[Begin Record excerpts]

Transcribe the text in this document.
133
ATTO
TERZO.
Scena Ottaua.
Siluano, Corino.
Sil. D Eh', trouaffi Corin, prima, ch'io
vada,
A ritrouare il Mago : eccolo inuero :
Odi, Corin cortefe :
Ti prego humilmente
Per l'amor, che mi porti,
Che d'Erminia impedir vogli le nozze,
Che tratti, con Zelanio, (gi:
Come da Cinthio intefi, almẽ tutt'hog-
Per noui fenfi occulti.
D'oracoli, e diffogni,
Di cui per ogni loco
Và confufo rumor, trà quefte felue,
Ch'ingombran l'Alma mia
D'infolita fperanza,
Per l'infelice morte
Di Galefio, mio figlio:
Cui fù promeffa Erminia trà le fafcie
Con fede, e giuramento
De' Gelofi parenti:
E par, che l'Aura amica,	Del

[End Record excerpts]

▶ [Work to do] Repeat all the records. Match each line exactly.

▶ [Complete answer]
Transcribe the text in this document.
133
ATTO
TERZO.
Scena Ottaua.
Siluano, Corino.
Sil. D Eh', trouaffi Corin, prima, ch'io
vada,
A ritrouare il Mago : eccolo inuero :
Odi, Corin cortefe :
Ti prego humilmente
Per l'amor, che mi porti,
Che d'Erminia impedir vogli le nozze,
Che tratti, con Zelanio, (gi:
Come da Cinthio intefi, almẽ tutt'hog-
Per noui fenfi occulti.
D'oracoli, e diffogni,
Di cui per ogni loco
Và confufo rumor, trà quefte felue,
Ch'ingombran l'Alma mia
D'infolita fperanza,
Per l'infelice morte
Di Galefio, mio figlio:
Cui fù promeffa Erminia trà le fafcie
Con fede, e giuramento
De' Gelofi parenti:
E par, che l'Aura amica,	Del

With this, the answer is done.